Text passage
In the 1990s I visited Hungary right after the fall of Communism. The country had suffered decades of Marxism and its some what “soft form” had made the Hungarian people notoriously “lazy” in many of their own words.  They had developed an almost entrepreneurial approach to welfare that had people determine exactly the number of kids they needed to where welfare would exceed would they could ever make in employment, people were often living together because it was virtually impossible to marry because of the country’s odd laws, and it had become a system in which “creative” sloth was almost considered in high regard.  There has not been enough change in terms of incentives to work and there have not been a big enough shift in culture to change this basic approach to government.  As a result, unemployment is a staggering 45.4 percent and the country cannot keep up with the demand on social benefits. That has led to very harsh changes in the way the people receive welfare as seen in a recent article in Bloomberg Businessweek:

Wielding scythes and pitchforks, about 30 men and women hack through brambles on a hillside above the Hungarian village of Gyöngyöspata. With the nearest road more than a half mile away, workers have to hike in with food and water for the day. For bathroom and lunch breaks, they duck into a thicket that offers the only shade in the 98F heat. “It’s degrading to work in these conditions,” says Károly Lakatos, a 38-year-old father of three who was laid off earlier this year from his forklift-operator job in an auto parts factory. When his unemployment benefits ran out, the government assigned him to a brigade clearing land owned by the village.

Extracted information
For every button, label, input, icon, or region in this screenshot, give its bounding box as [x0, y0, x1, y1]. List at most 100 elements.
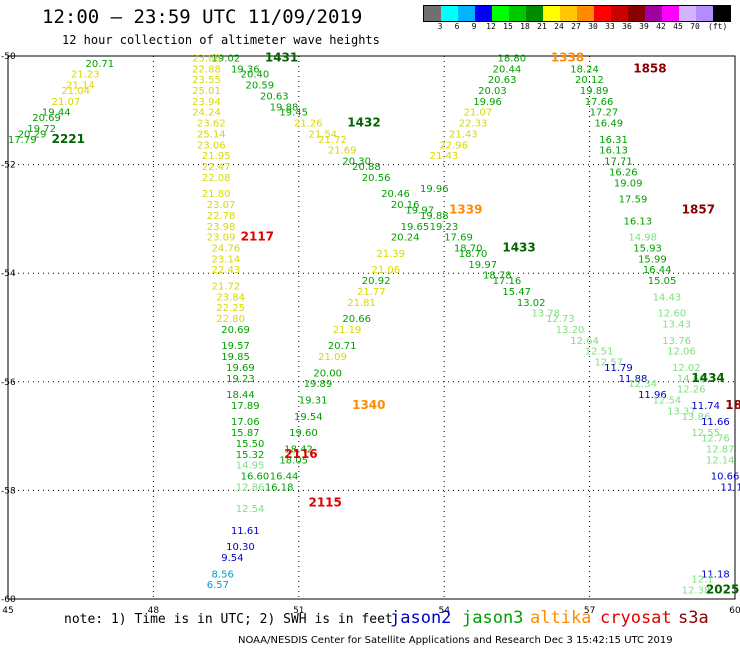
- wave-height-value: 12.02: [672, 363, 701, 374]
- wave-height-value: 21.54: [308, 129, 337, 140]
- lon-tick-label: 48: [148, 606, 160, 616]
- wave-height-value: 21.43: [449, 129, 478, 140]
- legend-swatch: [560, 6, 577, 21]
- wave-height-value: 25.14: [197, 129, 226, 140]
- footer-note: note: 1) Time is in UTC; 2) SWH is in fe…: [64, 612, 393, 627]
- track-time-label: 2115: [308, 496, 341, 510]
- legend-swatch: [492, 6, 509, 21]
- wave-height-value: 19.96: [473, 97, 502, 108]
- wave-height-value: 12.26: [677, 385, 706, 396]
- wave-height-value: 23.62: [197, 119, 226, 130]
- wave-height-value: 12.54: [653, 396, 682, 407]
- wave-height-value: 19.89: [304, 379, 333, 390]
- track-time-label: 1434: [691, 371, 724, 385]
- wave-height-value: 19.85: [221, 352, 250, 363]
- wave-height-value: 21.09: [318, 352, 347, 363]
- wave-height-value: 23.07: [207, 200, 236, 211]
- wave-height-value: 21.72: [212, 281, 241, 292]
- wave-height-value: 18.24: [570, 64, 599, 75]
- legend-label: 18: [520, 22, 530, 31]
- track-time-label: 1432: [347, 116, 380, 130]
- track-time-label: 1339: [449, 202, 482, 216]
- lat-tick-label: -58: [1, 486, 16, 496]
- wave-height-value: 20.63: [260, 91, 289, 102]
- wave-height-value: 13.20: [556, 325, 585, 336]
- wave-height-value: 19.45: [279, 108, 308, 119]
- legend-label: 45: [673, 22, 683, 31]
- wave-height-value: 12.60: [657, 309, 686, 320]
- wave-height-value: 18.42: [284, 444, 313, 455]
- legend-swatch: [543, 6, 560, 21]
- legend-swatch: [509, 6, 526, 21]
- wave-height-value: 11.74: [691, 401, 720, 412]
- wave-height-value: 11.61: [231, 526, 260, 537]
- wave-height-value: 20.88: [352, 162, 381, 173]
- wave-height-value: 20.69: [221, 325, 250, 336]
- legend-unit: (ft): [708, 22, 728, 31]
- wave-height-value: 13.78: [531, 309, 560, 320]
- legend-label: 3: [437, 22, 443, 31]
- wave-height-value: 20.92: [362, 276, 391, 287]
- lat-tick-label: -50: [1, 52, 16, 62]
- legend-label: 39: [639, 22, 649, 31]
- lon-tick-label: 57: [584, 606, 595, 616]
- wave-height-value: 12.14: [706, 455, 735, 466]
- wave-height-value: 20.46: [381, 189, 410, 200]
- legend-label: 9: [471, 22, 477, 31]
- wave-height-value: 17.27: [590, 108, 619, 119]
- wave-height-value: 15.05: [648, 276, 677, 287]
- legend-label: 27: [571, 22, 581, 31]
- wave-height-value: 10.30: [226, 542, 255, 553]
- wave-height-value: 21.69: [328, 146, 357, 157]
- legend-swatch: [458, 6, 475, 21]
- track-time-label: 1431: [265, 50, 298, 64]
- legend-label: 30: [588, 22, 598, 31]
- sat-jason3: jason3: [462, 608, 524, 628]
- wave-height-value: 17.69: [444, 233, 473, 244]
- wave-height-value: 15.87: [231, 428, 260, 439]
- wave-height-value: 17.16: [493, 276, 522, 287]
- wave-height-value: 12.54: [236, 504, 265, 515]
- wave-height-value: 16.44: [270, 472, 299, 483]
- legend-swatch: [679, 6, 696, 21]
- lon-tick-label: 60: [729, 606, 740, 616]
- lon-tick-label: 45: [2, 606, 13, 616]
- legend-swatch: [662, 6, 679, 21]
- wave-height-value: 23.09: [207, 233, 236, 244]
- wave-height-value: 19.60: [289, 428, 318, 439]
- wave-height-value: 19.69: [226, 363, 255, 374]
- wave-height-value: 17.06: [231, 417, 260, 428]
- wave-height-value: 19.23: [226, 374, 255, 385]
- wave-height-value: 16.31: [599, 135, 628, 146]
- track-time-label: 1338: [551, 50, 584, 64]
- wave-height-value: 11.88: [619, 374, 648, 385]
- legend-label: 42: [656, 22, 666, 31]
- wave-height-value: 20.16: [391, 200, 420, 211]
- lat-tick-label: -52: [1, 161, 16, 171]
- wave-height-value: 9.54: [221, 553, 243, 564]
- wave-height-value: 22.08: [202, 173, 231, 184]
- wave-height-value: 21.06: [372, 265, 401, 276]
- wave-height-value: 12.38: [682, 586, 711, 597]
- wave-height-value: 19.02: [212, 53, 241, 64]
- track-time-label: 2221: [52, 132, 85, 146]
- wave-height-value: 21.07: [464, 108, 493, 119]
- legend-swatch: [713, 6, 730, 21]
- legend-label: 24: [554, 22, 564, 31]
- legend-swatch: [577, 6, 594, 21]
- legend-swatch: [594, 6, 611, 21]
- wave-height-value: 25.01: [192, 86, 221, 97]
- lat-tick-label: -54: [1, 269, 16, 279]
- wave-height-value: 19.54: [294, 412, 323, 423]
- wave-height-value: 22.47: [202, 162, 231, 173]
- wave-height-value: 21.72: [318, 135, 347, 146]
- wave-height-value: 8.56: [212, 569, 234, 580]
- legend-label: 15: [503, 22, 513, 31]
- wave-height-value: 23.14: [212, 254, 241, 265]
- wave-height-value: 20.24: [391, 233, 420, 244]
- wave-height-value: 17.59: [619, 195, 648, 206]
- wave-height-value: 21.39: [376, 249, 405, 260]
- track-time-label: 185: [725, 398, 740, 412]
- wave-height-value: 22.33: [459, 119, 488, 130]
- wave-height-value: 15.93: [633, 243, 662, 254]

Short problem
Pick up the passage about welfare and work in Hungary where it stops, and extend it by a few more sentences.

Result of this task
If Prime Minister Viktor Orbán has his way, hundreds of thousands of Hungarians will soon join similar squads. Under a plan approved by Parliament in July, by 2012 some 300,000 people will be working in community service jobs—doing everything from picking up trash to building stadiums—instead of drawing welfare or unemployment benefits. Hungary will no longer “give benefits to those capable of work, when there is much work to be done,” Orbán said in June. The effort is part of the ruling Fidesz Party’s 2010 election pledge to create 1 million jobs over the next decade.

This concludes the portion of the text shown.